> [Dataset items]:
:::::
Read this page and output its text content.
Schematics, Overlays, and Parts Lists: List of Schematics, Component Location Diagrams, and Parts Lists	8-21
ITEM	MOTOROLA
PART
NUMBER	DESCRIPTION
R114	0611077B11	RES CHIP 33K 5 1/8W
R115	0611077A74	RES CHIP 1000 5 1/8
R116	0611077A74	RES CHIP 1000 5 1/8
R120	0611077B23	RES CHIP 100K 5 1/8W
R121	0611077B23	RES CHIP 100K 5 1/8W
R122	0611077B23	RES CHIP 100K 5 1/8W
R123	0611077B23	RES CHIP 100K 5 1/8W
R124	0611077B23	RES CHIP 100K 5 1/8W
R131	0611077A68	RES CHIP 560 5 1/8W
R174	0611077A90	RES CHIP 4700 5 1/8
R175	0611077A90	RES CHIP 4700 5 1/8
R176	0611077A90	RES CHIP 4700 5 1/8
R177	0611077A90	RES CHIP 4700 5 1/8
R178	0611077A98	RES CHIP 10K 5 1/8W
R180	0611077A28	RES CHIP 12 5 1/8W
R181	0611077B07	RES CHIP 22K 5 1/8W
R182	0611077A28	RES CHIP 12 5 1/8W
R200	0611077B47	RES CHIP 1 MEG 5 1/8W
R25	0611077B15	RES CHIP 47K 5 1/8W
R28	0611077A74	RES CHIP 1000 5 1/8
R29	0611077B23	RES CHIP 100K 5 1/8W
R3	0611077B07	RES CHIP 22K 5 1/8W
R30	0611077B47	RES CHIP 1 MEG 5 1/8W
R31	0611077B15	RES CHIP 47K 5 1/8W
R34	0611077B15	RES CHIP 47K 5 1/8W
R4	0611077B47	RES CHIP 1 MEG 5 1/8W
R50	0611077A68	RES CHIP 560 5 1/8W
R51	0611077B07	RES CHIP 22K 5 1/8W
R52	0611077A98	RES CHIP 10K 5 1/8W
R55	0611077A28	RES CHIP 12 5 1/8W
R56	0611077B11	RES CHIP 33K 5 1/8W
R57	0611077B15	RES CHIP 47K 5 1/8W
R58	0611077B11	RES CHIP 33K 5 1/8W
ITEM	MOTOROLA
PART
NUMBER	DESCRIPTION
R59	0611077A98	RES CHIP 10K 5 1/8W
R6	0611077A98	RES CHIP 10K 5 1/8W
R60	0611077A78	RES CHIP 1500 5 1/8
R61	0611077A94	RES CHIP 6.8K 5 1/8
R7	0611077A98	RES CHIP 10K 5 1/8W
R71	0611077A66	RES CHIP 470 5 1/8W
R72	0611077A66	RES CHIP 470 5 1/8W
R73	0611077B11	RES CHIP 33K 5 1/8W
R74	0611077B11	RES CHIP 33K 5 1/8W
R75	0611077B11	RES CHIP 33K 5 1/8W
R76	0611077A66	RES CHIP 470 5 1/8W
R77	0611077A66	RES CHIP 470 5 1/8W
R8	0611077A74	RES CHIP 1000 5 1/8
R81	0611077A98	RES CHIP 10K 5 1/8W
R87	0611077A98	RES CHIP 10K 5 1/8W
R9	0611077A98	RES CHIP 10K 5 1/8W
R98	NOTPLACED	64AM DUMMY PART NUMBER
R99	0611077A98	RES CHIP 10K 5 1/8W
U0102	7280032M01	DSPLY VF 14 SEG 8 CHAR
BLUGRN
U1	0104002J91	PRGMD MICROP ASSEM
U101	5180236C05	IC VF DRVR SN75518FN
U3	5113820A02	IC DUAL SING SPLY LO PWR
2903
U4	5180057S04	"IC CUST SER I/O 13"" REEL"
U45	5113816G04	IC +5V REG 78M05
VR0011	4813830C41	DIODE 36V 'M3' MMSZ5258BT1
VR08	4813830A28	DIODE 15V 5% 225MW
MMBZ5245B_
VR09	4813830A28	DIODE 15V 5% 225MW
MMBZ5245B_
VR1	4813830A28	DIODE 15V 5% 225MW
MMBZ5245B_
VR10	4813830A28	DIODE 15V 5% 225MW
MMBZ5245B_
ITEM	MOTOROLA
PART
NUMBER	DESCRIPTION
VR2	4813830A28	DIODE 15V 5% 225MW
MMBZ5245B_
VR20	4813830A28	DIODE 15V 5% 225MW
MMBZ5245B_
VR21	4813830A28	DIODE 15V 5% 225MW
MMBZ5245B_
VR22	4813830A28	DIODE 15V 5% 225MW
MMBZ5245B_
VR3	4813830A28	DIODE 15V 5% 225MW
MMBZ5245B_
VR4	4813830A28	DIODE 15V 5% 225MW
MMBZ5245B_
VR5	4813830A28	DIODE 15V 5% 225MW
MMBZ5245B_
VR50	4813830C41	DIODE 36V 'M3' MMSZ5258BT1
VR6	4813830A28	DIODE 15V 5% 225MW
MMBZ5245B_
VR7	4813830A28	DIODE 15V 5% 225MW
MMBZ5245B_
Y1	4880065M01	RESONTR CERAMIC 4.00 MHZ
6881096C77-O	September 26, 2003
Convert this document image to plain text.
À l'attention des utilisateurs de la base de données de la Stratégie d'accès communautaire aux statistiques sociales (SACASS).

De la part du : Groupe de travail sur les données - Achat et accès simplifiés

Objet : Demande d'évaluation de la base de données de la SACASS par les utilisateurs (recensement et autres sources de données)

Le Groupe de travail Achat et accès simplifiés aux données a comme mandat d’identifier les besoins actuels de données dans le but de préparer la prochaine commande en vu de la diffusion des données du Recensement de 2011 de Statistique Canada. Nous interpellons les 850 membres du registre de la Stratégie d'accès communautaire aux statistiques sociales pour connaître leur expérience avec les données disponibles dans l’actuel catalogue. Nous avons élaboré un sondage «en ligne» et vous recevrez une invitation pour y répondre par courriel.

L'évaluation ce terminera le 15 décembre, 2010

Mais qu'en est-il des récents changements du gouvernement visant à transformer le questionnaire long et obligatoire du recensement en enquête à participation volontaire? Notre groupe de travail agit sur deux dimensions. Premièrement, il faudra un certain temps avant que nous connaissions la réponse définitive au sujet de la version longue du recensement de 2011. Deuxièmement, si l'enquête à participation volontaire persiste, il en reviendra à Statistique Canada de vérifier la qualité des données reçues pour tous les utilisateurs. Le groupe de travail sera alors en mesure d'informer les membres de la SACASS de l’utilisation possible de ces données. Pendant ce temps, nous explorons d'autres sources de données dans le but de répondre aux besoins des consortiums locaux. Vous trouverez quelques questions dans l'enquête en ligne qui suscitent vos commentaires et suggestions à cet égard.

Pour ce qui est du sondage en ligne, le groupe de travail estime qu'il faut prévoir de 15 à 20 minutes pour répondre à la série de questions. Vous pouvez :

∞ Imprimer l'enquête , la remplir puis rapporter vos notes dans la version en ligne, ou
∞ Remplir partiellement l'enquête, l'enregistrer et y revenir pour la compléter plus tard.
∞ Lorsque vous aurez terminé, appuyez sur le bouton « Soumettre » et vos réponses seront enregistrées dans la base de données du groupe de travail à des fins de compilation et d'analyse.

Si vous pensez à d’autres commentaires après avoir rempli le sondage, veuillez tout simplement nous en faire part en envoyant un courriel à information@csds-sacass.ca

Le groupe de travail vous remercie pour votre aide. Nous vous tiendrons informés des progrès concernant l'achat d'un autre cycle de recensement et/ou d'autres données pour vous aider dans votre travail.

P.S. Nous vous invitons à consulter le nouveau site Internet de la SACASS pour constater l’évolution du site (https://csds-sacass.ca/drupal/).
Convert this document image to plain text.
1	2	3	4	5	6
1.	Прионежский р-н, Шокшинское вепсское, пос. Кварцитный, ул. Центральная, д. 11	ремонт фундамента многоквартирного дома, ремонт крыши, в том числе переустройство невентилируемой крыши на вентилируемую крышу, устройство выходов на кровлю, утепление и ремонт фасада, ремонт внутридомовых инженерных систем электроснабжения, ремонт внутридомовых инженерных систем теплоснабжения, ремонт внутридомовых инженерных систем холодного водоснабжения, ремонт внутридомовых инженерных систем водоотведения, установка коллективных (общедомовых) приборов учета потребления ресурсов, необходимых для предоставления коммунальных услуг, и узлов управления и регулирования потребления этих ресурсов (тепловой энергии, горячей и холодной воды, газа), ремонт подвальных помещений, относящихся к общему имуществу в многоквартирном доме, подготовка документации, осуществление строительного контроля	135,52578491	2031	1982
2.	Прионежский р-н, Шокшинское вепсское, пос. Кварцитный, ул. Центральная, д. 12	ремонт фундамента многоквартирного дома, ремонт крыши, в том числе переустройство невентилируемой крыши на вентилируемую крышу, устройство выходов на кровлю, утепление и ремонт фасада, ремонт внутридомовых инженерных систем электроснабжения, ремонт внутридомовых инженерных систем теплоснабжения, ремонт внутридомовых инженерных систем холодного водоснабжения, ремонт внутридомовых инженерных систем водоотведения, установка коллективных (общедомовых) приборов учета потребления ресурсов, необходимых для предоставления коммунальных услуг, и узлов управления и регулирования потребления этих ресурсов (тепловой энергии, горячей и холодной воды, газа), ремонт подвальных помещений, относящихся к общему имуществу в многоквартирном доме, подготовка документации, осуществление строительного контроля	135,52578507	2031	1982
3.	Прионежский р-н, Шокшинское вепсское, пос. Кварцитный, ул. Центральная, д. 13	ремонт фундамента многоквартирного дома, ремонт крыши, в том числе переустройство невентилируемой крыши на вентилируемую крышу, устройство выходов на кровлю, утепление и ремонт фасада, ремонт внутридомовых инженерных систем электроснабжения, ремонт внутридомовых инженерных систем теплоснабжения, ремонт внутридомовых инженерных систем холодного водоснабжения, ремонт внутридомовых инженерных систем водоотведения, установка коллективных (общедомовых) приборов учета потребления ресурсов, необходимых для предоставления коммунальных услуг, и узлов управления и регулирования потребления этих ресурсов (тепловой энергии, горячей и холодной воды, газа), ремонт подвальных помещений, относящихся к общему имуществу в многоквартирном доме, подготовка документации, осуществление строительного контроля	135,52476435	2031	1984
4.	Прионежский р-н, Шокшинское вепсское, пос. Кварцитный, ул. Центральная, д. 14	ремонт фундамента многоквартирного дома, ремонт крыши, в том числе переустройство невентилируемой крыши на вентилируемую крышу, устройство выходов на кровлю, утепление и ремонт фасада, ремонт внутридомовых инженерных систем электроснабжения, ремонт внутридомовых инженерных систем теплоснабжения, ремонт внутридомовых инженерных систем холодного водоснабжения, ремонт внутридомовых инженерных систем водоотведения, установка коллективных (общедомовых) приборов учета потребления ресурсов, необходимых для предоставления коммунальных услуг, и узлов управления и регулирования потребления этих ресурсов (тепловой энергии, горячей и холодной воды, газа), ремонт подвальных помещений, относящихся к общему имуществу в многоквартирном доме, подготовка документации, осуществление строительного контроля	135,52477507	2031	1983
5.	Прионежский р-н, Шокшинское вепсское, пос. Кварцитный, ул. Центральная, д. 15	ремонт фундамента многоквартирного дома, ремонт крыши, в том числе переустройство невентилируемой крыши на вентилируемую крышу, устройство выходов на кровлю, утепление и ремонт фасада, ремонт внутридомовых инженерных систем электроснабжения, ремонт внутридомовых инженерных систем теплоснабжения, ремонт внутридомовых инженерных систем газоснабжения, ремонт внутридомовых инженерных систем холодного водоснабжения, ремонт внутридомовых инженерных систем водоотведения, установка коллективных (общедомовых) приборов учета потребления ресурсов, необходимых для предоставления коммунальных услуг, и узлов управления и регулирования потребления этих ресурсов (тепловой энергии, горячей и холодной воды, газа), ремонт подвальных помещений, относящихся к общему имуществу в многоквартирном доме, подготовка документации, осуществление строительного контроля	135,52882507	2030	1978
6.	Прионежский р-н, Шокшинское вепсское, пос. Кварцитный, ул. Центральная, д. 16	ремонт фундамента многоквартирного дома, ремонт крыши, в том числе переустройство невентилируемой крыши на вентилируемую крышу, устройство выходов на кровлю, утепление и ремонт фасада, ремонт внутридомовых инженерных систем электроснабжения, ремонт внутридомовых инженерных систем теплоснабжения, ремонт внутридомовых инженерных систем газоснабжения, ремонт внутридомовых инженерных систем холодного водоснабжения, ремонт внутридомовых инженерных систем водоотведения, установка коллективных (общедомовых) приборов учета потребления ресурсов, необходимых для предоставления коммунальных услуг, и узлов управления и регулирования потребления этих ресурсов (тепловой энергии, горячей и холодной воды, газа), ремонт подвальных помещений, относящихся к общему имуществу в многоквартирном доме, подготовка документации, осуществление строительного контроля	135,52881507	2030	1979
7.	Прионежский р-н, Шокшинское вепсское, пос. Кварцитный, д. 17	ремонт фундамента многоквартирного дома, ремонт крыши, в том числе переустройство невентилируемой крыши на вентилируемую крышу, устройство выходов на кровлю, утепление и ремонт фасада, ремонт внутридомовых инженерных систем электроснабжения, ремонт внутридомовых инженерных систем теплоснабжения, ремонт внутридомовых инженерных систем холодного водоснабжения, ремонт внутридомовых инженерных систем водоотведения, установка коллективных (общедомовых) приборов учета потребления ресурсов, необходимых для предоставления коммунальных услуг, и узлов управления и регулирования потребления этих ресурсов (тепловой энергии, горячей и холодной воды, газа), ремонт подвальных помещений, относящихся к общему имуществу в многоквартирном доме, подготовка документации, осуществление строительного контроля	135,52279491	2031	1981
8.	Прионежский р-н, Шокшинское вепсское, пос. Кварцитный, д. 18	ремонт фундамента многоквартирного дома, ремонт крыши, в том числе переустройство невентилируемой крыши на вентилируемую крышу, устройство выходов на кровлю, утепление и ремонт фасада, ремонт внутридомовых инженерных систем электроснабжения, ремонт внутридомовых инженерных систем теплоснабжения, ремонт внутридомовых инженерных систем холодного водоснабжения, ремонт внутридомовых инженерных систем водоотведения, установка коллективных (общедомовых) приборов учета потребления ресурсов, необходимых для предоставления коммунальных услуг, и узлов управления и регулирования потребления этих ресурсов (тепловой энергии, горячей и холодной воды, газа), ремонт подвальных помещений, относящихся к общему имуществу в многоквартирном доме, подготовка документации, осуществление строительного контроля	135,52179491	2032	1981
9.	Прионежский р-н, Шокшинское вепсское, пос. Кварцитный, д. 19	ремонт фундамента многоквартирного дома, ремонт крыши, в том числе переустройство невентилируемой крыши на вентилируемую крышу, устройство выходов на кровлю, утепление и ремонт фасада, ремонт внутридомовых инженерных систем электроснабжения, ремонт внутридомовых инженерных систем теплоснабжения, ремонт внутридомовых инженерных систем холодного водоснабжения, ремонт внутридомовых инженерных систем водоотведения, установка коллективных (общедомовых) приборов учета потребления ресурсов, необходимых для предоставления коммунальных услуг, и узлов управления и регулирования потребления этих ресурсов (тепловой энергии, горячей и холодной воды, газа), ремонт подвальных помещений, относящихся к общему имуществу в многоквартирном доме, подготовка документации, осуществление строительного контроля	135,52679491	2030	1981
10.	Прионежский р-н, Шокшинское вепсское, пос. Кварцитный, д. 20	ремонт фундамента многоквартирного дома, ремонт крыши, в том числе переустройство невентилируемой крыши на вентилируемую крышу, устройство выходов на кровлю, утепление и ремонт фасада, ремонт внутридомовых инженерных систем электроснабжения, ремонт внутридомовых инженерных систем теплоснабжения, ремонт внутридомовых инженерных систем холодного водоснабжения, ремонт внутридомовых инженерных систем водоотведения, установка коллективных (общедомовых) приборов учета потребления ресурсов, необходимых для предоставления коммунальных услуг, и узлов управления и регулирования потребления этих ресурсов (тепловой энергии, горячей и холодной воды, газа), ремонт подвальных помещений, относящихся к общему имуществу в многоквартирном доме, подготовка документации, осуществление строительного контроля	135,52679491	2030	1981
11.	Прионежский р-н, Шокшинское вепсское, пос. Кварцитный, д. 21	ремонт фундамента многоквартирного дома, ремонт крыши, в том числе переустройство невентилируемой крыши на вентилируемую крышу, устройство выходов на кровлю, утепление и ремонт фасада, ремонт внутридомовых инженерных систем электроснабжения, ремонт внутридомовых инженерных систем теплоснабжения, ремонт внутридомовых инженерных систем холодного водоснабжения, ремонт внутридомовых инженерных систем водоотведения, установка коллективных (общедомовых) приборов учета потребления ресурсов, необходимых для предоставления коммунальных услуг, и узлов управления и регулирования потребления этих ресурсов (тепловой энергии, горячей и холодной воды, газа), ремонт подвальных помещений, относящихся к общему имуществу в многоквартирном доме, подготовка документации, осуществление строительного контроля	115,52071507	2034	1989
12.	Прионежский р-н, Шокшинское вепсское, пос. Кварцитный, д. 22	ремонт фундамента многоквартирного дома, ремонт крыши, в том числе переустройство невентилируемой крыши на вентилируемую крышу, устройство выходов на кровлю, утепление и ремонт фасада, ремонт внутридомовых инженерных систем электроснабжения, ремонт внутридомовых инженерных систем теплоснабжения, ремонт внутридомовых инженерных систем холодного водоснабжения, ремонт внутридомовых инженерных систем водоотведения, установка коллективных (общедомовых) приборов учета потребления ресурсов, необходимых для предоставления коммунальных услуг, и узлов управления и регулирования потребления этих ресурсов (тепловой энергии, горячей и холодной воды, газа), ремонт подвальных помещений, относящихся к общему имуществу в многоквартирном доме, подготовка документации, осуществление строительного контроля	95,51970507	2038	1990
:::::
> [DIRECTIONS FOR THIS TASK]:
Which lines hold the word "courriel"? Copy every one of them.

> [PROBLEM SOLUTION]:
Le Groupe de travail Achat et accès simplifiés aux données a comme mandat d’identifier les besoins actuels de données dans le but de préparer la prochaine commande en vu de la diffusion des données du Recensement de 2011 de Statistique Canada. Nous interpellons les 850 membres du registre de la Stratégie d'accès communautaire aux statistiques sociales pour connaître leur expérience avec les données disponibles dans l’actuel catalogue. Nous avons élaboré un sondage «en ligne» et vous recevrez une invitation pour y répondre par courriel.
Si vous pensez à d’autres commentaires après avoir rempli le sondage, veuillez tout simplement nous en faire part en envoyant un courriel à information@csds-sacass.ca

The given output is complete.